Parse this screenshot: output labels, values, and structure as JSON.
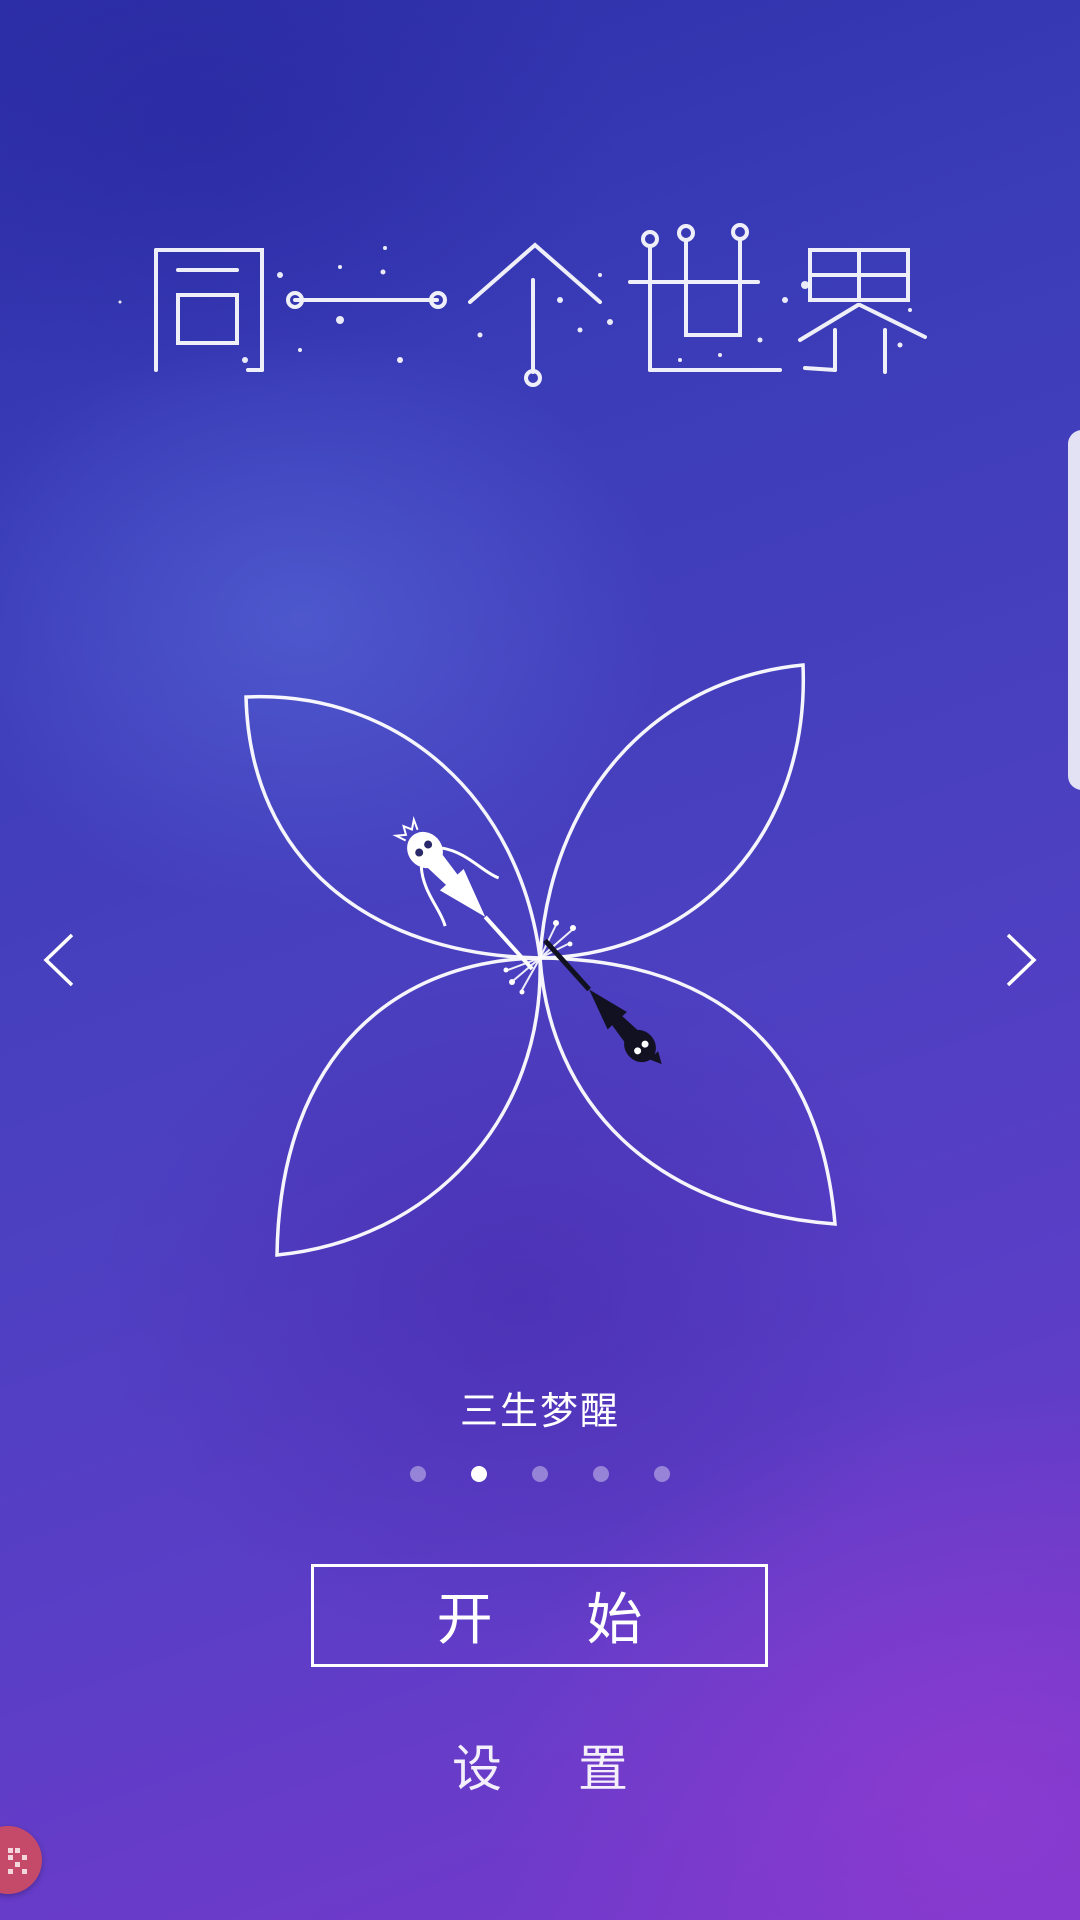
{
  "app": {
    "title_logo_text": "同一个世界"
  },
  "colors": {
    "background_top": "#2c2fa8",
    "background_bottom": "#7a38cc",
    "line_color": "#ffffff",
    "dot_inactive": "rgba(255,255,255,0.38)",
    "dot_active": "#ffffff",
    "floating_button": "#c54a6a"
  },
  "carousel": {
    "level_name": "三生梦醒",
    "prev_icon": "chevron-left-icon",
    "next_icon": "chevron-right-icon",
    "page_count": 5,
    "active_index": 1
  },
  "buttons": {
    "start_label": "开 始",
    "settings_label": "设 置"
  },
  "overlay": {
    "side_handle": "edge-panel-handle",
    "floating_icon": "grid-dots-icon"
  }
}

*-*-*

**TASK TO CARRY OUT**
Except for the pictures, copy the material above exactly.

**REPLY**
Parse this screenshot: output labels, values, and structure as JSON.
{
  "app": {
    "title_logo_text": "同一个世界"
  },
  "colors": {
    "background_top": "#2c2fa8",
    "background_bottom": "#7a38cc",
    "line_color": "#ffffff",
    "dot_inactive": "rgba(255,255,255,0.38)",
    "dot_active": "#ffffff",
    "floating_button": "#c54a6a"
  },
  "carousel": {
    "level_name": "三生梦醒",
    "prev_icon": "chevron-left-icon",
    "next_icon": "chevron-right-icon",
    "page_count": 5,
    "active_index": 1
  },
  "buttons": {
    "start_label": "开 始",
    "settings_label": "设 置"
  },
  "overlay": {
    "side_handle": "edge-panel-handle",
    "floating_icon": "grid-dots-icon"
  }
}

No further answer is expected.